Do this: Reproduce verbatim the portion of the data that begins with its first line and ends with the line containing "section-heading-line-2: 的基础性工程。 xyxy=(134,909,270,931)", including both of those lines.

(Layout region records)
────────────────────
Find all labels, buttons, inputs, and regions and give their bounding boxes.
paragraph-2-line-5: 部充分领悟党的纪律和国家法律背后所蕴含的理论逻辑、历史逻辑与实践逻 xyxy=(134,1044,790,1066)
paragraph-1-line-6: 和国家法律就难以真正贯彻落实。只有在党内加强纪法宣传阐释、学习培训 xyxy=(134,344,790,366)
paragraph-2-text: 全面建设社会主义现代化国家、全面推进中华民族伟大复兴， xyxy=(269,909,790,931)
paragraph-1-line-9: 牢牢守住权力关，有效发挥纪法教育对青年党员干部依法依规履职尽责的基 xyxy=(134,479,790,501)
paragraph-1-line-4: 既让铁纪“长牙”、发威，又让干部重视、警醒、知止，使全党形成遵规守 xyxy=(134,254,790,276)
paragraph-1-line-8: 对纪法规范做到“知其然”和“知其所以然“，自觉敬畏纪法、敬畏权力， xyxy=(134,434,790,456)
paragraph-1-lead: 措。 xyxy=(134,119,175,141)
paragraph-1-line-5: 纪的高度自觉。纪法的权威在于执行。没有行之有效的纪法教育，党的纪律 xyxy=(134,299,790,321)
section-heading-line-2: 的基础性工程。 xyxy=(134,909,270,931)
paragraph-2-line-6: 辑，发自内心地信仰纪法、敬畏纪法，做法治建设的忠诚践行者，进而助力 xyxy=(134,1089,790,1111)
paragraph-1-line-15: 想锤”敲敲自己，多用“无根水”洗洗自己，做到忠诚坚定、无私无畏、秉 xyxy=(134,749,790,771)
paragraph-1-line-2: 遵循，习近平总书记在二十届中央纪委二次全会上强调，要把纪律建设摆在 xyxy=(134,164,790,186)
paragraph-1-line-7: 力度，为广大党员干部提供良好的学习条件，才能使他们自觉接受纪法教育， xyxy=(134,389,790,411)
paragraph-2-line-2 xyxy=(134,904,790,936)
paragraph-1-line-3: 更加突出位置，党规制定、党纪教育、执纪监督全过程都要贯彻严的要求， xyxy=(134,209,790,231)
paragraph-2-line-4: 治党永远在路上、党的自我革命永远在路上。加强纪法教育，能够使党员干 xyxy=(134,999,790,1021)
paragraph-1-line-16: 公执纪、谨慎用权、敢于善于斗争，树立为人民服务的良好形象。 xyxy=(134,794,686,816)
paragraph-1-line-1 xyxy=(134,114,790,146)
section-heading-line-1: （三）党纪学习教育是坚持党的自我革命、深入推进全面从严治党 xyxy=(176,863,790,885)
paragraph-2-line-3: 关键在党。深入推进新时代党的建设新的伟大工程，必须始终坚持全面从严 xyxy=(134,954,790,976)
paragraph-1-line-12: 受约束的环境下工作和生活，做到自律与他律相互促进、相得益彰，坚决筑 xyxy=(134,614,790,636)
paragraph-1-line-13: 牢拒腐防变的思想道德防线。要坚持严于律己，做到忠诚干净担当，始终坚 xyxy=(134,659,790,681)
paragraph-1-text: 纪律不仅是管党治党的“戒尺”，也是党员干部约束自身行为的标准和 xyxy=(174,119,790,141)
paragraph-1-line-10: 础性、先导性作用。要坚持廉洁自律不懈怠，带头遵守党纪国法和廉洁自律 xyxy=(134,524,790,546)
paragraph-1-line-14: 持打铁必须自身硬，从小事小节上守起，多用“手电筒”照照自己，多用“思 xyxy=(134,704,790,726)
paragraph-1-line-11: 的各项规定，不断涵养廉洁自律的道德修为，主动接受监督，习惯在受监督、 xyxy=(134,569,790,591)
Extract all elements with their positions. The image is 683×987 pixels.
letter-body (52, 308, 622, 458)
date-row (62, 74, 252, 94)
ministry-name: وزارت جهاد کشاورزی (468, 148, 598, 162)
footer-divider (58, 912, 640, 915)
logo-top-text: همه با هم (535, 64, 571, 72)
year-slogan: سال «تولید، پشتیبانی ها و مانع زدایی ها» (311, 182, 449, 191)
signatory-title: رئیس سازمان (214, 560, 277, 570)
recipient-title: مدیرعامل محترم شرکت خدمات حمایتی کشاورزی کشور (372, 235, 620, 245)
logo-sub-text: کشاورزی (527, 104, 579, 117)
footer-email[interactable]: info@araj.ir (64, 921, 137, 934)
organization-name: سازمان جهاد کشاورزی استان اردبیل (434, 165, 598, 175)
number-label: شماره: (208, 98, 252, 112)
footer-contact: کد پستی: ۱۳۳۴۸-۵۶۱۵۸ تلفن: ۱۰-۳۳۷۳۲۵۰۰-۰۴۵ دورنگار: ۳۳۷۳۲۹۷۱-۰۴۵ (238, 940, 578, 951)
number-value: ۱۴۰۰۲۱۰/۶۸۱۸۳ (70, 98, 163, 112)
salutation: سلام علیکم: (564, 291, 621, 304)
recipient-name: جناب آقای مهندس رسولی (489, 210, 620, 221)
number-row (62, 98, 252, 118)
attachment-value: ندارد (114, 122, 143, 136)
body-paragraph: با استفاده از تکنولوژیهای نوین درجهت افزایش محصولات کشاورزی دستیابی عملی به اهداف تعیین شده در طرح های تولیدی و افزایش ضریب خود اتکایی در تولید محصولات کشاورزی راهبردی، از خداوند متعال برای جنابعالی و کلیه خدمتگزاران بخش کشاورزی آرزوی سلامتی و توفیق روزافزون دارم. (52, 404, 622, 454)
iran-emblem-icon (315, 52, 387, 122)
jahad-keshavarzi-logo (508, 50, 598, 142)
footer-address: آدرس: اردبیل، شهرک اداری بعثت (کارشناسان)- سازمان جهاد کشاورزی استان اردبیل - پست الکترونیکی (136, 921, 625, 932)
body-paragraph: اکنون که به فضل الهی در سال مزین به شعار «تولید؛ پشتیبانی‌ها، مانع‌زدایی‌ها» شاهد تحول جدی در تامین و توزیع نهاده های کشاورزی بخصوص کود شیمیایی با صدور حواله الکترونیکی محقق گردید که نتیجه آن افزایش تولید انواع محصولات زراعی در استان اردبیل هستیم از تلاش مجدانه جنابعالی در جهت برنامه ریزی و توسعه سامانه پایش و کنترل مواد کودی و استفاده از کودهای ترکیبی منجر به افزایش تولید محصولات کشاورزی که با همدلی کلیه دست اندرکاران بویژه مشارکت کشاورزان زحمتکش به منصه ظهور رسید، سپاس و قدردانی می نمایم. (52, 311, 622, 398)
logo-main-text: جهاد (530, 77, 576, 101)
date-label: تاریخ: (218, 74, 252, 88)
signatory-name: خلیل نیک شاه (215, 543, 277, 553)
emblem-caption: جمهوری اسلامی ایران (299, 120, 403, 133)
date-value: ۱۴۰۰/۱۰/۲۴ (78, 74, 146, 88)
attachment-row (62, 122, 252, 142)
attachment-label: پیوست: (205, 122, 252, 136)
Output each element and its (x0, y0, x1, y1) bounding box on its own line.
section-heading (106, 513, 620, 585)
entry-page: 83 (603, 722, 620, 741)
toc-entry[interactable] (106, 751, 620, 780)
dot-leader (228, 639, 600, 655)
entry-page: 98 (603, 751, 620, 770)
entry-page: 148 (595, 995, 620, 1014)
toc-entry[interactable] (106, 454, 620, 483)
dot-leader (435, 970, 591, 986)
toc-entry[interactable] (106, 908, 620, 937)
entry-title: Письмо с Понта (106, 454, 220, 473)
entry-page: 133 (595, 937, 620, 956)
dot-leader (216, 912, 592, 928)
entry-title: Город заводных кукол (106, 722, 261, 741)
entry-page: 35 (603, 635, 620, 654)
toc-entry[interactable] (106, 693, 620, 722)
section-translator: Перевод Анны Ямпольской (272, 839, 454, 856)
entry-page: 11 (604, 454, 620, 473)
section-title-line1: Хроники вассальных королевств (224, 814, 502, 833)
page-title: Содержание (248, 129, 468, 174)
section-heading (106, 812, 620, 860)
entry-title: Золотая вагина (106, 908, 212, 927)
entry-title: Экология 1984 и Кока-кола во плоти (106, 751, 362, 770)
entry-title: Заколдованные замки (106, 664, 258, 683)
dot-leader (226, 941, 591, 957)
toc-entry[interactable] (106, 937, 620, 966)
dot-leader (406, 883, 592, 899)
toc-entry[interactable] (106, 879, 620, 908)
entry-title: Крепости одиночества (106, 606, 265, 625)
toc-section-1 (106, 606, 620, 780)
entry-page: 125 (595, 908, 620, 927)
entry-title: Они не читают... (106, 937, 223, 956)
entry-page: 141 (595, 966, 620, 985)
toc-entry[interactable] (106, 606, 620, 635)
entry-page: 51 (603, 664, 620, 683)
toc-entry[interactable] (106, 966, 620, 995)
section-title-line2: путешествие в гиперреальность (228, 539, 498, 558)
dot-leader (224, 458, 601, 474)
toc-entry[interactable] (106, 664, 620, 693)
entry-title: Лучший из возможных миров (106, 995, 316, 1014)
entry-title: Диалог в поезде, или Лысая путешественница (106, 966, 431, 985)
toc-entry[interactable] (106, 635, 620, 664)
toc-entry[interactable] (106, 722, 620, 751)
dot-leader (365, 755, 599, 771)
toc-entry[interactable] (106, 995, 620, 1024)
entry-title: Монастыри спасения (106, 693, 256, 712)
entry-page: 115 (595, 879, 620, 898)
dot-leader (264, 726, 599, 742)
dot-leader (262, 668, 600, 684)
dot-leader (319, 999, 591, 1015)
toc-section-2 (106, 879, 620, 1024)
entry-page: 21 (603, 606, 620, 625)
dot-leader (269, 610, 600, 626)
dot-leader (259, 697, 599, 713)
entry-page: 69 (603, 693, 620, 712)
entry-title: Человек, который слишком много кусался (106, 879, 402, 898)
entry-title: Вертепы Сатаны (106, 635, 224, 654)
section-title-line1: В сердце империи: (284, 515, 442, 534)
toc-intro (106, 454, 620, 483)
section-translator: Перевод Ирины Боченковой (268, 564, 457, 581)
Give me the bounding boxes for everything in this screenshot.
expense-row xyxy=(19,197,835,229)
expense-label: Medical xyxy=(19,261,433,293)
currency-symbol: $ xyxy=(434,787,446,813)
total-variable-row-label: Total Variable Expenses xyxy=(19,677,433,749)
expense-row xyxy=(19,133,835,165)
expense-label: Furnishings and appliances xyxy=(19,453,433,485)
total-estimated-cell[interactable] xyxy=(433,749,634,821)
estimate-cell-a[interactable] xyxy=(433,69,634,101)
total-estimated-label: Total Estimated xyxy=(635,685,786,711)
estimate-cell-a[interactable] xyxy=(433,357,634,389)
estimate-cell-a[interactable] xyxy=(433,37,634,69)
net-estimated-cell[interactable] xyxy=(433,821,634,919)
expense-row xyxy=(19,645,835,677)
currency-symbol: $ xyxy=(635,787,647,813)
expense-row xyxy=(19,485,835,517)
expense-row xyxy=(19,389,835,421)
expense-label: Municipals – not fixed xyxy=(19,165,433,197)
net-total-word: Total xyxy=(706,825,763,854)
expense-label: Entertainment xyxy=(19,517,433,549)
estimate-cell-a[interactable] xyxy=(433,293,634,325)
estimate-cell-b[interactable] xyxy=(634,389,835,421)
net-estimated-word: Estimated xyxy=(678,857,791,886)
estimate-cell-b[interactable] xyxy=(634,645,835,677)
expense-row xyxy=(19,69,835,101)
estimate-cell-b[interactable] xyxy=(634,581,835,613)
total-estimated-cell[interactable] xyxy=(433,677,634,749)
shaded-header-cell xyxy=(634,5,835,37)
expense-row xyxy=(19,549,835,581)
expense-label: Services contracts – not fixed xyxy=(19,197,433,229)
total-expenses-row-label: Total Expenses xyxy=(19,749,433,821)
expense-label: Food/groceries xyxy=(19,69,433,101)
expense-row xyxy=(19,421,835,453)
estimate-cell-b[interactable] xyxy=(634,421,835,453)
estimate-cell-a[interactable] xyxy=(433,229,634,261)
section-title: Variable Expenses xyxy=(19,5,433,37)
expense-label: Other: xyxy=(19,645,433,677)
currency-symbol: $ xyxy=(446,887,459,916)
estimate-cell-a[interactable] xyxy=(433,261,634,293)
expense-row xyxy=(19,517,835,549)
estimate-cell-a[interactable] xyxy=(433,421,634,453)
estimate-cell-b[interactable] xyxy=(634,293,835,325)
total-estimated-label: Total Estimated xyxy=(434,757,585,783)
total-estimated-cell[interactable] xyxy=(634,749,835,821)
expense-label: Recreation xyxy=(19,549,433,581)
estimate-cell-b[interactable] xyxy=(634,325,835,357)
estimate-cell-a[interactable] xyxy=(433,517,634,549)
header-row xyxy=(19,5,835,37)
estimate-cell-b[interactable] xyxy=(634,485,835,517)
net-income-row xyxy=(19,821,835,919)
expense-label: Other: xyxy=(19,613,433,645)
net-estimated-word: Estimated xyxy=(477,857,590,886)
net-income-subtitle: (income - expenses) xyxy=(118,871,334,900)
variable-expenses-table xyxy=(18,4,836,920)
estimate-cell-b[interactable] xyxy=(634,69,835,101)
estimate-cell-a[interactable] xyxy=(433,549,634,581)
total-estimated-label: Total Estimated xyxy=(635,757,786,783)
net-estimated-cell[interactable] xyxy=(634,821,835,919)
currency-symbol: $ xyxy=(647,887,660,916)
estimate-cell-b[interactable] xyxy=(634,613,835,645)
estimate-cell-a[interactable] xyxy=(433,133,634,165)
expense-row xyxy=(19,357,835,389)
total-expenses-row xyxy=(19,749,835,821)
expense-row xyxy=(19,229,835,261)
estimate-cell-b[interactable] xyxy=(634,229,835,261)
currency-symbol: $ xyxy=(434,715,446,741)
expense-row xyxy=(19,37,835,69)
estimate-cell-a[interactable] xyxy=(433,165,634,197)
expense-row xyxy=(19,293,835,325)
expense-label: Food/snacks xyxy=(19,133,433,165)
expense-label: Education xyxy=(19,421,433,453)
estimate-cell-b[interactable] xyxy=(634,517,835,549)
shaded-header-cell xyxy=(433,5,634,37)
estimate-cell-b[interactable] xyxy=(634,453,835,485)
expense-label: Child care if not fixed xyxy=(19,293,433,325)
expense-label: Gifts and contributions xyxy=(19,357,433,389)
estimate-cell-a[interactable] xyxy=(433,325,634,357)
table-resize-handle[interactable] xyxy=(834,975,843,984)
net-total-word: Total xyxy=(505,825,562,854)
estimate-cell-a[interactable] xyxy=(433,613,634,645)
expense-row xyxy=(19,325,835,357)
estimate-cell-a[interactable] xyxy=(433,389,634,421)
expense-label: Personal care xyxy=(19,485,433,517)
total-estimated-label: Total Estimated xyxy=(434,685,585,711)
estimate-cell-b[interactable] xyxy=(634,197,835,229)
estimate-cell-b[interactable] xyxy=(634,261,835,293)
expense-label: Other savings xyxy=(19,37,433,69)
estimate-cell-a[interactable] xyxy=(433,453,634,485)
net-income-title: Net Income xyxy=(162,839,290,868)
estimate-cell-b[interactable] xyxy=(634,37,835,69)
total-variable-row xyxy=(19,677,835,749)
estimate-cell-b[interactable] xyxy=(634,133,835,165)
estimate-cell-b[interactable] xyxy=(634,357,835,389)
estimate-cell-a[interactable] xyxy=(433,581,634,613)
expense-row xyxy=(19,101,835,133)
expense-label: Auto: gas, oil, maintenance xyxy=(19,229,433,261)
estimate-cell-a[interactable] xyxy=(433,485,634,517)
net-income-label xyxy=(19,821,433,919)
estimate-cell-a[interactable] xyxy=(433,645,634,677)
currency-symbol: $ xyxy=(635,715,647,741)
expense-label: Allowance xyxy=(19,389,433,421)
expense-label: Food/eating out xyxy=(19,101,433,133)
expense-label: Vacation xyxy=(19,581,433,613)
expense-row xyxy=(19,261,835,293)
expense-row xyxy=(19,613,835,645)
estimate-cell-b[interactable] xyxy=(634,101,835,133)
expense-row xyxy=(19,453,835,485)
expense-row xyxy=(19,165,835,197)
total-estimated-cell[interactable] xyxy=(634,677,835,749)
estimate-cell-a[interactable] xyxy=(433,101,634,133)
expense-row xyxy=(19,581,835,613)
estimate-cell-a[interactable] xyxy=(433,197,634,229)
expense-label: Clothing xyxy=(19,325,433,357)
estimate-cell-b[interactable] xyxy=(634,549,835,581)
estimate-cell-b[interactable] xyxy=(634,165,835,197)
────────────────────
Correct output:
Find all labels, buttons, inputs, and regions and give their bounding boxes.
paragraph-2-line-5: 部充分领悟党的纪律和国家法律背后所蕴含的理论逻辑、历史逻辑与实践逻 xyxy=(134,1044,790,1066)
paragraph-1-line-6: 和国家法律就难以真正贯彻落实。只有在党内加强纪法宣传阐释、学习培训 xyxy=(134,344,790,366)
paragraph-2-text: 全面建设社会主义现代化国家、全面推进中华民族伟大复兴， xyxy=(269,909,790,931)
paragraph-1-line-9: 牢牢守住权力关，有效发挥纪法教育对青年党员干部依法依规履职尽责的基 xyxy=(134,479,790,501)
paragraph-1-line-4: 既让铁纪“长牙”、发威，又让干部重视、警醒、知止，使全党形成遵规守 xyxy=(134,254,790,276)
paragraph-1-line-8: 对纪法规范做到“知其然”和“知其所以然“，自觉敬畏纪法、敬畏权力， xyxy=(134,434,790,456)
paragraph-1-lead: 措。 xyxy=(134,119,175,141)
paragraph-1-line-5: 纪的高度自觉。纪法的权威在于执行。没有行之有效的纪法教育，党的纪律 xyxy=(134,299,790,321)
section-heading-line-2: 的基础性工程。 xyxy=(134,909,270,931)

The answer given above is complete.